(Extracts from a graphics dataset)

※ ※ ※

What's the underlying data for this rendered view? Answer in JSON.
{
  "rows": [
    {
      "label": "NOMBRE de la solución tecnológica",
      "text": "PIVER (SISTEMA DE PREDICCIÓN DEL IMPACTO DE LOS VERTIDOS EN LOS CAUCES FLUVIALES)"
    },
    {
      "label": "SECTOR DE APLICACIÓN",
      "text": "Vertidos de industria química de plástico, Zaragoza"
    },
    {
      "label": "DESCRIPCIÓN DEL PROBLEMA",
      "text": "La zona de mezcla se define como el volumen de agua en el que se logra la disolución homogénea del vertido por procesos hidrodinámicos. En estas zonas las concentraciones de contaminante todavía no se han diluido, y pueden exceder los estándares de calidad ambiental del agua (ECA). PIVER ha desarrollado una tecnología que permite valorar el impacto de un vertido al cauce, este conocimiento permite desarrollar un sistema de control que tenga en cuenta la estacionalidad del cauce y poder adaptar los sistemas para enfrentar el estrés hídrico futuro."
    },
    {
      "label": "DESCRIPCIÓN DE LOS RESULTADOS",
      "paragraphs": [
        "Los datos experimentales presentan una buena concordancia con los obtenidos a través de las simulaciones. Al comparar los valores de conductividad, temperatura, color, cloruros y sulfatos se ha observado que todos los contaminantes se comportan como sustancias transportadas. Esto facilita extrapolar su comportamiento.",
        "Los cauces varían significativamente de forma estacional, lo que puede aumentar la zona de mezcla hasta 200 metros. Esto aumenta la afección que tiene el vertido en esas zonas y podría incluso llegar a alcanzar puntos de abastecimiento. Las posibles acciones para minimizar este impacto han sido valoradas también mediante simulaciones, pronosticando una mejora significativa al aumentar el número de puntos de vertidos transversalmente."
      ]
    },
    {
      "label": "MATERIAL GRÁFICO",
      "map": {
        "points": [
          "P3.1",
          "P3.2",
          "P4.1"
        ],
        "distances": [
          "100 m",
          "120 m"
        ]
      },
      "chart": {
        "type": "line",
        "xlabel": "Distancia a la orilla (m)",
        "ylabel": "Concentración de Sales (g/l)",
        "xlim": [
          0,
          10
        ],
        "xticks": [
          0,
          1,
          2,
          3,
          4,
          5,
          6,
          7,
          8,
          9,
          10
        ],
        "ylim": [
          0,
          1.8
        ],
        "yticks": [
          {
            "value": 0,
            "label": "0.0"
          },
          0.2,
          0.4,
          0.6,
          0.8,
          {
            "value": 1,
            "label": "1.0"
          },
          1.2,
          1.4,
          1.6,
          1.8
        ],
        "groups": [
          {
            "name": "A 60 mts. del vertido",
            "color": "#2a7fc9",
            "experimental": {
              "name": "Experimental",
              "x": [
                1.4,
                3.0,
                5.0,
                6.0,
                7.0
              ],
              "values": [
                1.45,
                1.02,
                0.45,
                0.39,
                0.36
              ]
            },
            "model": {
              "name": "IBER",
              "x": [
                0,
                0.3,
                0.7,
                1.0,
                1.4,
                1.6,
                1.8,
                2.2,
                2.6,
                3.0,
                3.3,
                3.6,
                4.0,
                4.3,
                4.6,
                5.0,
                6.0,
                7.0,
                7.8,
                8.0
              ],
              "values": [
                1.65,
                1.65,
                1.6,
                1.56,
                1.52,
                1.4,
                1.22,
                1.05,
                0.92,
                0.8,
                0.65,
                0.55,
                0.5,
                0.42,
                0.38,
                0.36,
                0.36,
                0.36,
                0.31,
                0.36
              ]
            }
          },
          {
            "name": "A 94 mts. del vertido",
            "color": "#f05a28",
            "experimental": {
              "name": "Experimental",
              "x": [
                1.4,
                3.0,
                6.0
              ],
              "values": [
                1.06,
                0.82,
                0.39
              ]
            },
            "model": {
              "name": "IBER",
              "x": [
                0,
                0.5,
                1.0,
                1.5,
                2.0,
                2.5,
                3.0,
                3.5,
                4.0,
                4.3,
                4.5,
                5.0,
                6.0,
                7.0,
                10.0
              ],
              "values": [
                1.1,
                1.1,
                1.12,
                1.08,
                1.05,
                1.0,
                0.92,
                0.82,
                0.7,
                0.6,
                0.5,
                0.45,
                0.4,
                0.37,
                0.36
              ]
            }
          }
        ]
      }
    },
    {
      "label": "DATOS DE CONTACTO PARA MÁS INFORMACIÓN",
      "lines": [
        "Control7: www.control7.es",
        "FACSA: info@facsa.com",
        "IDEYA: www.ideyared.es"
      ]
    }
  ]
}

※ ※ ※

_To do_
Take the entries above and transcribe them in full.

_Answer to the exercise_
What's the underlying data for this rendered view? Answer in JSON.
{
  "rows": [
    {
      "label": "NOMBRE de la solución tecnológica",
      "text": "PIVER (SISTEMA DE PREDICCIÓN DEL IMPACTO DE LOS VERTIDOS EN LOS CAUCES FLUVIALES)"
    },
    {
      "label": "SECTOR DE APLICACIÓN",
      "text": "Vertidos de industria química de plástico, Zaragoza"
    },
    {
      "label": "DESCRIPCIÓN DEL PROBLEMA",
      "text": "La zona de mezcla se define como el volumen de agua en el que se logra la disolución homogénea del vertido por procesos hidrodinámicos. En estas zonas las concentraciones de contaminante todavía no se han diluido, y pueden exceder los estándares de calidad ambiental del agua (ECA). PIVER ha desarrollado una tecnología que permite valorar el impacto de un vertido al cauce, este conocimiento permite desarrollar un sistema de control que tenga en cuenta la estacionalidad del cauce y poder adaptar los sistemas para enfrentar el estrés hídrico futuro."
    },
    {
      "label": "DESCRIPCIÓN DE LOS RESULTADOS",
      "paragraphs": [
        "Los datos experimentales presentan una buena concordancia con los obtenidos a través de las simulaciones. Al comparar los valores de conductividad, temperatura, color, cloruros y sulfatos se ha observado que todos los contaminantes se comportan como sustancias transportadas. Esto facilita extrapolar su comportamiento.",
        "Los cauces varían significativamente de forma estacional, lo que puede aumentar la zona de mezcla hasta 200 metros. Esto aumenta la afección que tiene el vertido en esas zonas y podría incluso llegar a alcanzar puntos de abastecimiento. Las posibles acciones para minimizar este impacto han sido valoradas también mediante simulaciones, pronosticando una mejora significativa al aumentar el número de puntos de vertidos transversalmente."
      ]
    },
    {
      "label": "MATERIAL GRÁFICO",
      "map": {
        "points": [
          "P3.1",
          "P3.2",
          "P4.1"
        ],
        "distances": [
          "100 m",
          "120 m"
        ]
      },
      "chart": {
        "type": "line",
        "xlabel": "Distancia a la orilla (m)",
        "ylabel": "Concentración de Sales (g/l)",
        "xlim": [
          0,
          10
        ],
        "xticks": [
          0,
          1,
          2,
          3,
          4,
          5,
          6,
          7,
          8,
          9,
          10
        ],
        "ylim": [
          0,
          1.8
        ],
        "yticks": [
          {
            "value": 0,
            "label": "0.0"
          },
          0.2,
          0.4,
          0.6,
          0.8,
          {
            "value": 1,
            "label": "1.0"
          },
          1.2,
          1.4,
          1.6,
          1.8
        ],
        "groups": [
          {
            "name": "A 60 mts. del vertido",
            "color": "#2a7fc9",
            "experimental": {
              "name": "Experimental",
              "x": [
                1.4,
                3.0,
                5.0,
                6.0,
                7.0
              ],
              "values": [
                1.45,
                1.02,
                0.45,
                0.39,
                0.36
              ]
            },
            "model": {
              "name": "IBER",
              "x": [
                0,
                0.3,
                0.7,
                1.0,
                1.4,
                1.6,
                1.8,
                2.2,
                2.6,
                3.0,
                3.3,
                3.6,
                4.0,
                4.3,
                4.6,
                5.0,
                6.0,
                7.0,
                7.8,
                8.0
              ],
              "values": [
                1.65,
                1.65,
                1.6,
                1.56,
                1.52,
                1.4,
                1.22,
                1.05,
                0.92,
                0.8,
                0.65,
                0.55,
                0.5,
                0.42,
                0.38,
                0.36,
                0.36,
                0.36,
                0.31,
                0.36
              ]
            }
          },
          {
            "name": "A 94 mts. del vertido",
            "color": "#f05a28",
            "experimental": {
              "name": "Experimental",
              "x": [
                1.4,
                3.0,
                6.0
              ],
              "values": [
                1.06,
                0.82,
                0.39
              ]
            },
            "model": {
              "name": "IBER",
              "x": [
                0,
                0.5,
                1.0,
                1.5,
                2.0,
                2.5,
                3.0,
                3.5,
                4.0,
                4.3,
                4.5,
                5.0,
                6.0,
                7.0,
                10.0
              ],
              "values": [
                1.1,
                1.1,
                1.12,
                1.08,
                1.05,
                1.0,
                0.92,
                0.82,
                0.7,
                0.6,
                0.5,
                0.45,
                0.4,
                0.37,
                0.36
              ]
            }
          }
        ]
      }
    },
    {
      "label": "DATOS DE CONTACTO PARA MÁS INFORMACIÓN",
      "lines": [
        "Control7: www.control7.es",
        "FACSA: info@facsa.com",
        "IDEYA: www.ideyared.es"
      ]
    }
  ]
}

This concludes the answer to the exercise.